__Given exercise__: All of the entries need to be written out again, exactly as they are.

__Data rows__:

========================================================================

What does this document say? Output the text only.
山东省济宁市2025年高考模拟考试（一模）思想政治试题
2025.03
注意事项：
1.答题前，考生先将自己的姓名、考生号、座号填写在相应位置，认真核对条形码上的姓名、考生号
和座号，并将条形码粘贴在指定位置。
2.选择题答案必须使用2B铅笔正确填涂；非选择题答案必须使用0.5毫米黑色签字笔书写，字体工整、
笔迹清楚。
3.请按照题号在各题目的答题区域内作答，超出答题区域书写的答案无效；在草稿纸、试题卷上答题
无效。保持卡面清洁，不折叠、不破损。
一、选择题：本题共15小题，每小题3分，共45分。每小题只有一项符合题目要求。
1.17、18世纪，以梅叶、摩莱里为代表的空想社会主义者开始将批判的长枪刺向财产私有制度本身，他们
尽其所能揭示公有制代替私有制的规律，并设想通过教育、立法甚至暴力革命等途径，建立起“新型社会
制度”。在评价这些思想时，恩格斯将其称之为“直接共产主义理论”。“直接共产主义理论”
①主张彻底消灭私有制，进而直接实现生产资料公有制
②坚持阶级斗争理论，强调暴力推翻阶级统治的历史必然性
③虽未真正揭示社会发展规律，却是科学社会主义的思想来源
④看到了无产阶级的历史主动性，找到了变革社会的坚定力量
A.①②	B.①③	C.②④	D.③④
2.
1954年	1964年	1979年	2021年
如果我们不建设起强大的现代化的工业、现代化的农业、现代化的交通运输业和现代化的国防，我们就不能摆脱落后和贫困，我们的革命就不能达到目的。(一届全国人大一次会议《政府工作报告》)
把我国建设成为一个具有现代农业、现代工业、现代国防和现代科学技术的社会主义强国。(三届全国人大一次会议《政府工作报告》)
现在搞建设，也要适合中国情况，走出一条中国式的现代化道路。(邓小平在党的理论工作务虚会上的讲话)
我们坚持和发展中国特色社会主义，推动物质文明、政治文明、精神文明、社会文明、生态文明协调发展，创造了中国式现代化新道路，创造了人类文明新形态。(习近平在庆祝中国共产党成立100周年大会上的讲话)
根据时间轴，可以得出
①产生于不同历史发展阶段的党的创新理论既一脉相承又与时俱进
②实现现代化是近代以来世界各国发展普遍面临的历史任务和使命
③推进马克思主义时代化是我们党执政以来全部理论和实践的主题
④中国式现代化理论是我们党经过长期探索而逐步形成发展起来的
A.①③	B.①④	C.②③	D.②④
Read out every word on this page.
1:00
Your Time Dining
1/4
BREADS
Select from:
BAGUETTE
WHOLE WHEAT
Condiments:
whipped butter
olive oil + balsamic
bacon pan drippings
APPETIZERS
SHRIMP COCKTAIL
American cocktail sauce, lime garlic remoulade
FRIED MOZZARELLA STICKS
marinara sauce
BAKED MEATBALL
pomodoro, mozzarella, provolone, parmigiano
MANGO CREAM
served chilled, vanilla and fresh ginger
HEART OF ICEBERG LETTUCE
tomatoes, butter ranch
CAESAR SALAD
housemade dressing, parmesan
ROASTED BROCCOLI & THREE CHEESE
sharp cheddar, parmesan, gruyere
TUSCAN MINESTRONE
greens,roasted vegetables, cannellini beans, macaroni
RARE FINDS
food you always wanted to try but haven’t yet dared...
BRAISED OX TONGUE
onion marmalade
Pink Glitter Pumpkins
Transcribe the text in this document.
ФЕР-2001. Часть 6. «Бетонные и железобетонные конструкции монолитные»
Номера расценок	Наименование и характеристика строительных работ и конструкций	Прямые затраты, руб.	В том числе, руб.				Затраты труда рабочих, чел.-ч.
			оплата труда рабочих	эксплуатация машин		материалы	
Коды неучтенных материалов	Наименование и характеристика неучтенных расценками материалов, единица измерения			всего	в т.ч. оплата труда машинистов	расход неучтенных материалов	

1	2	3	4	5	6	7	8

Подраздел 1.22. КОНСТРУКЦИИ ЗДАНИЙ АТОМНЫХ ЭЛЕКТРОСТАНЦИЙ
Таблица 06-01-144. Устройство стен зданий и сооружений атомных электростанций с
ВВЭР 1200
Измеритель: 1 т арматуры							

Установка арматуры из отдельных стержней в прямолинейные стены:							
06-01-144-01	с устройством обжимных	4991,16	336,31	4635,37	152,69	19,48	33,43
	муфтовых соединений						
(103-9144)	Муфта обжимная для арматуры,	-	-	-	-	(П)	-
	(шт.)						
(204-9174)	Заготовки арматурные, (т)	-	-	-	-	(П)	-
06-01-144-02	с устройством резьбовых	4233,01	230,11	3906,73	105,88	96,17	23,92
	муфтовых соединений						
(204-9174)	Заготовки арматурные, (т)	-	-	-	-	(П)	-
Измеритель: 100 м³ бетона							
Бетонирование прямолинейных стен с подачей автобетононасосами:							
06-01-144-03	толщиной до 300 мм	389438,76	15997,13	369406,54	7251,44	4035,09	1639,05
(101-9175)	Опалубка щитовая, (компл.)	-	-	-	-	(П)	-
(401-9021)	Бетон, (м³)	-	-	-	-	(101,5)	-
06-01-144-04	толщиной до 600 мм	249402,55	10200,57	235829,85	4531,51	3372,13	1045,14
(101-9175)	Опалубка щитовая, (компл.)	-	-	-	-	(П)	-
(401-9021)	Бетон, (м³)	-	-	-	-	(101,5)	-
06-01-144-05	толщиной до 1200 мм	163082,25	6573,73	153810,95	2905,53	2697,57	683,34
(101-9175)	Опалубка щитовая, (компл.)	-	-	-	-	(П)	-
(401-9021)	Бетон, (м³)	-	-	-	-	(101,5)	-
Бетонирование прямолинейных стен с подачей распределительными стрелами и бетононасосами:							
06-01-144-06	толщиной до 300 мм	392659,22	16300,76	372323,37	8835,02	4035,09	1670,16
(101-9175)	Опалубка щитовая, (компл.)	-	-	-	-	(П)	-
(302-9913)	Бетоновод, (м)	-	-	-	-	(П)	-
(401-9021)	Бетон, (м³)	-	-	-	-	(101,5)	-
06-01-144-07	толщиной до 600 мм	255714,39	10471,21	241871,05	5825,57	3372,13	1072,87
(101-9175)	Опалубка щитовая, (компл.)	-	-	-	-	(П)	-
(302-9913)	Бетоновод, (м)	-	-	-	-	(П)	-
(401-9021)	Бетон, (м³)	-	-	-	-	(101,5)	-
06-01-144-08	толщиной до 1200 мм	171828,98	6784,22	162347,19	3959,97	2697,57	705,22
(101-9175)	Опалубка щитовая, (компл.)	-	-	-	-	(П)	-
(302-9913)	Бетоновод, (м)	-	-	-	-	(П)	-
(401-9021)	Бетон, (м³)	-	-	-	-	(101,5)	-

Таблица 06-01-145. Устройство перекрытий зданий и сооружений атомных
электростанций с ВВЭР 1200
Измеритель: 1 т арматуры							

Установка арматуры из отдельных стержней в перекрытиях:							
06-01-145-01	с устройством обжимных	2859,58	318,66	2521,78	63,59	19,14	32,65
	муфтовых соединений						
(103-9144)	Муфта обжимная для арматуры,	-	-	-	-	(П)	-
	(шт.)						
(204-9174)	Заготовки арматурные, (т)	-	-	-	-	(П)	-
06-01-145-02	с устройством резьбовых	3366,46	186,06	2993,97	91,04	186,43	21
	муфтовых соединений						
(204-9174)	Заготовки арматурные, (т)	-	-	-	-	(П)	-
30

========================================================================

__Written solution__:
What does this document say? Output the text only.
山东省济宁市2025年高考模拟考试（一模）思想政治试题
2025.03
注意事项：
1.答题前，考生先将自己的姓名、考生号、座号填写在相应位置，认真核对条形码上的姓名、考生号
和座号，并将条形码粘贴在指定位置。
2.选择题答案必须使用2B铅笔正确填涂；非选择题答案必须使用0.5毫米黑色签字笔书写，字体工整、
笔迹清楚。
3.请按照题号在各题目的答题区域内作答，超出答题区域书写的答案无效；在草稿纸、试题卷上答题
无效。保持卡面清洁，不折叠、不破损。
一、选择题：本题共15小题，每小题3分，共45分。每小题只有一项符合题目要求。
1.17、18世纪，以梅叶、摩莱里为代表的空想社会主义者开始将批判的长枪刺向财产私有制度本身，他们
尽其所能揭示公有制代替私有制的规律，并设想通过教育、立法甚至暴力革命等途径，建立起“新型社会
制度”。在评价这些思想时，恩格斯将其称之为“直接共产主义理论”。“直接共产主义理论”
①主张彻底消灭私有制，进而直接实现生产资料公有制
②坚持阶级斗争理论，强调暴力推翻阶级统治的历史必然性
③虽未真正揭示社会发展规律，却是科学社会主义的思想来源
④看到了无产阶级的历史主动性，找到了变革社会的坚定力量
A.①②	B.①③	C.②④	D.③④
2.
1954年	1964年	1979年	2021年
如果我们不建设起强大的现代化的工业、现代化的农业、现代化的交通运输业和现代化的国防，我们就不能摆脱落后和贫困，我们的革命就不能达到目的。(一届全国人大一次会议《政府工作报告》)
把我国建设成为一个具有现代农业、现代工业、现代国防和现代科学技术的社会主义强国。(三届全国人大一次会议《政府工作报告》)
现在搞建设，也要适合中国情况，走出一条中国式的现代化道路。(邓小平在党的理论工作务虚会上的讲话)
我们坚持和发展中国特色社会主义，推动物质文明、政治文明、精神文明、社会文明、生态文明协调发展，创造了中国式现代化新道路，创造了人类文明新形态。(习近平在庆祝中国共产党成立100周年大会上的讲话)
根据时间轴，可以得出
①产生于不同历史发展阶段的党的创新理论既一脉相承又与时俱进
②实现现代化是近代以来世界各国发展普遍面临的历史任务和使命
③推进马克思主义时代化是我们党执政以来全部理论和实践的主题
④中国式现代化理论是我们党经过长期探索而逐步形成发展起来的
A.①③	B.①④	C.②③	D.②④
Read out every word on this page.
1:00
Your Time Dining
1/4
BREADS
Select from:
BAGUETTE
WHOLE WHEAT
Condiments:
whipped butter
olive oil + balsamic
bacon pan drippings
APPETIZERS
SHRIMP COCKTAIL
American cocktail sauce, lime garlic remoulade
FRIED MOZZARELLA STICKS
marinara sauce
BAKED MEATBALL
pomodoro, mozzarella, provolone, parmigiano
MANGO CREAM
served chilled, vanilla and fresh ginger
HEART OF ICEBERG LETTUCE
tomatoes, butter ranch
CAESAR SALAD
housemade dressing, parmesan
ROASTED BROCCOLI & THREE CHEESE
sharp cheddar, parmesan, gruyere
TUSCAN MINESTRONE
greens,roasted vegetables, cannellini beans, macaroni
RARE FINDS
food you always wanted to try but haven’t yet dared...
BRAISED OX TONGUE
onion marmalade
Pink Glitter Pumpkins
Transcribe the text in this document.
ФЕР-2001. Часть 6. «Бетонные и железобетонные конструкции монолитные»
Номера расценок	Наименование и характеристика строительных работ и конструкций	Прямые затраты, руб.	В том числе, руб.				Затраты труда рабочих, чел.-ч.
			оплата труда рабочих	эксплуатация машин		материалы	
Коды неучтенных материалов	Наименование и характеристика неучтенных расценками материалов, единица измерения			всего	в т.ч. оплата труда машинистов	расход неучтенных материалов	

1	2	3	4	5	6	7	8

Подраздел 1.22. КОНСТРУКЦИИ ЗДАНИЙ АТОМНЫХ ЭЛЕКТРОСТАНЦИЙ
Таблица 06-01-144. Устройство стен зданий и сооружений атомных электростанций с
ВВЭР 1200
Измеритель: 1 т арматуры							

Установка арматуры из отдельных стержней в прямолинейные стены:							
06-01-144-01	с устройством обжимных	4991,16	336,31	4635,37	152,69	19,48	33,43
	муфтовых соединений						
(103-9144)	Муфта обжимная для арматуры,	-	-	-	-	(П)	-
	(шт.)						
(204-9174)	Заготовки арматурные, (т)	-	-	-	-	(П)	-
06-01-144-02	с устройством резьбовых	4233,01	230,11	3906,73	105,88	96,17	23,92
	муфтовых соединений						
(204-9174)	Заготовки арматурные, (т)	-	-	-	-	(П)	-
Измеритель: 100 м³ бетона							
Бетонирование прямолинейных стен с подачей автобетононасосами:							
06-01-144-03	толщиной до 300 мм	389438,76	15997,13	369406,54	7251,44	4035,09	1639,05
(101-9175)	Опалубка щитовая, (компл.)	-	-	-	-	(П)	-
(401-9021)	Бетон, (м³)	-	-	-	-	(101,5)	-
06-01-144-04	толщиной до 600 мм	249402,55	10200,57	235829,85	4531,51	3372,13	1045,14
(101-9175)	Опалубка щитовая, (компл.)	-	-	-	-	(П)	-
(401-9021)	Бетон, (м³)	-	-	-	-	(101,5)	-
06-01-144-05	толщиной до 1200 мм	163082,25	6573,73	153810,95	2905,53	2697,57	683,34
(101-9175)	Опалубка щитовая, (компл.)	-	-	-	-	(П)	-
(401-9021)	Бетон, (м³)	-	-	-	-	(101,5)	-
Бетонирование прямолинейных стен с подачей распределительными стрелами и бетононасосами:							
06-01-144-06	толщиной до 300 мм	392659,22	16300,76	372323,37	8835,02	4035,09	1670,16
(101-9175)	Опалубка щитовая, (компл.)	-	-	-	-	(П)	-
(302-9913)	Бетоновод, (м)	-	-	-	-	(П)	-
(401-9021)	Бетон, (м³)	-	-	-	-	(101,5)	-
06-01-144-07	толщиной до 600 мм	255714,39	10471,21	241871,05	5825,57	3372,13	1072,87
(101-9175)	Опалубка щитовая, (компл.)	-	-	-	-	(П)	-
(302-9913)	Бетоновод, (м)	-	-	-	-	(П)	-
(401-9021)	Бетон, (м³)	-	-	-	-	(101,5)	-
06-01-144-08	толщиной до 1200 мм	171828,98	6784,22	162347,19	3959,97	2697,57	705,22
(101-9175)	Опалубка щитовая, (компл.)	-	-	-	-	(П)	-
(302-9913)	Бетоновод, (м)	-	-	-	-	(П)	-
(401-9021)	Бетон, (м³)	-	-	-	-	(101,5)	-

Таблица 06-01-145. Устройство перекрытий зданий и сооружений атомных
электростанций с ВВЭР 1200
Измеритель: 1 т арматуры							

Установка арматуры из отдельных стержней в перекрытиях:							
06-01-145-01	с устройством обжимных	2859,58	318,66	2521,78	63,59	19,14	32,65
	муфтовых соединений						
(103-9144)	Муфта обжимная для арматуры,	-	-	-	-	(П)	-
	(шт.)						
(204-9174)	Заготовки арматурные, (т)	-	-	-	-	(П)	-
06-01-145-02	с устройством резьбовых	3366,46	186,06	2993,97	91,04	186,43	21
	муфтовых соединений						
(204-9174)	Заготовки арматурные, (т)	-	-	-	-	(П)	-
30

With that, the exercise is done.